Rewrite every line of the entries below, replacing "Price (in USD)" with "Nightly Price (in USD)" and leaving everything else unchanged.

>> begin EXERCISE DATA

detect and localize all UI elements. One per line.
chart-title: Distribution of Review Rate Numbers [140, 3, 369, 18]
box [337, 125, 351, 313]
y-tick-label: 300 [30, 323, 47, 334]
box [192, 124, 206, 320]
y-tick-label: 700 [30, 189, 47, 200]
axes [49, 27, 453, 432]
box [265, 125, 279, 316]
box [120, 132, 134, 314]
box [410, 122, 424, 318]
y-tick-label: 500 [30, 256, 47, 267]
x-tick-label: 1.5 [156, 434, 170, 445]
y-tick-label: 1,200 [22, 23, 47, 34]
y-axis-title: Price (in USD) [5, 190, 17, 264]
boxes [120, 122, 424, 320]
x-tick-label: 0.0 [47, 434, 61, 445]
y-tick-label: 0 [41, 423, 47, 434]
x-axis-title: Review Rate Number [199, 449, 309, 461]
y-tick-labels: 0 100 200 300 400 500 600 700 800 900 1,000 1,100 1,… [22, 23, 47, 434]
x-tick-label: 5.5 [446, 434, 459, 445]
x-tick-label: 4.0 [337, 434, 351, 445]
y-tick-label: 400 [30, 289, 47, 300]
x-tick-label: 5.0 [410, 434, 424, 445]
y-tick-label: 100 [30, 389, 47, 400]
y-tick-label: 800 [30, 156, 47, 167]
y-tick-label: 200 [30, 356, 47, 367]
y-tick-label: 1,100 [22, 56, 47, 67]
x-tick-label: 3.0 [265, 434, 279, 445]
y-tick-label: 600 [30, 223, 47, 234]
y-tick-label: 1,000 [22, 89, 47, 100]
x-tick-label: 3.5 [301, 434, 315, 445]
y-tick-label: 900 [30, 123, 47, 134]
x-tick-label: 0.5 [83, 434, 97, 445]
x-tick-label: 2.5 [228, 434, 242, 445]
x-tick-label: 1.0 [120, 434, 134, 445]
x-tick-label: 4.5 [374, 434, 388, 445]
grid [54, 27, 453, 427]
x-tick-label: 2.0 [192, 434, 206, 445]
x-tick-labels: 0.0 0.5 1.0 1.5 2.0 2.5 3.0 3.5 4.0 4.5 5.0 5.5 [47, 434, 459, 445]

>> end EXERCISE DATA

# CORRECT RESULT
detect and localize all UI elements. One per line.
chart-title: Distribution of Review Rate Numbers [140, 3, 369, 18]
box [337, 125, 351, 313]
y-tick-label: 300 [30, 323, 47, 334]
box [192, 124, 206, 320]
y-tick-label: 700 [30, 189, 47, 200]
axes [49, 27, 453, 432]
box [265, 125, 279, 316]
box [120, 132, 134, 314]
box [410, 122, 424, 318]
y-tick-label: 500 [30, 256, 47, 267]
x-tick-label: 1.5 [156, 434, 170, 445]
y-tick-label: 1,200 [22, 23, 47, 34]
y-axis-title: Nightly Price (in USD) [5, 190, 17, 264]
boxes [120, 122, 424, 320]
x-tick-label: 0.0 [47, 434, 61, 445]
y-tick-label: 0 [41, 423, 47, 434]
x-axis-title: Review Rate Number [199, 449, 309, 461]
y-tick-labels: 0 100 200 300 400 500 600 700 800 900 1,000 1,100 1,… [22, 23, 47, 434]
x-tick-label: 5.5 [446, 434, 459, 445]
x-tick-label: 4.0 [337, 434, 351, 445]
y-tick-label: 400 [30, 289, 47, 300]
x-tick-label: 5.0 [410, 434, 424, 445]
y-tick-label: 100 [30, 389, 47, 400]
y-tick-label: 800 [30, 156, 47, 167]
y-tick-label: 200 [30, 356, 47, 367]
y-tick-label: 1,100 [22, 56, 47, 67]
x-tick-label: 3.0 [265, 434, 279, 445]
y-tick-label: 600 [30, 223, 47, 234]
y-tick-label: 1,000 [22, 89, 47, 100]
x-tick-label: 3.5 [301, 434, 315, 445]
y-tick-label: 900 [30, 123, 47, 134]
x-tick-label: 0.5 [83, 434, 97, 445]
x-tick-label: 2.5 [228, 434, 242, 445]
x-tick-label: 1.0 [120, 434, 134, 445]
x-tick-label: 4.5 [374, 434, 388, 445]
grid [54, 27, 453, 427]
x-tick-label: 2.0 [192, 434, 206, 445]
x-tick-labels: 0.0 0.5 1.0 1.5 2.0 2.5 3.0 3.5 4.0 4.5 5.0 5.5 [47, 434, 459, 445]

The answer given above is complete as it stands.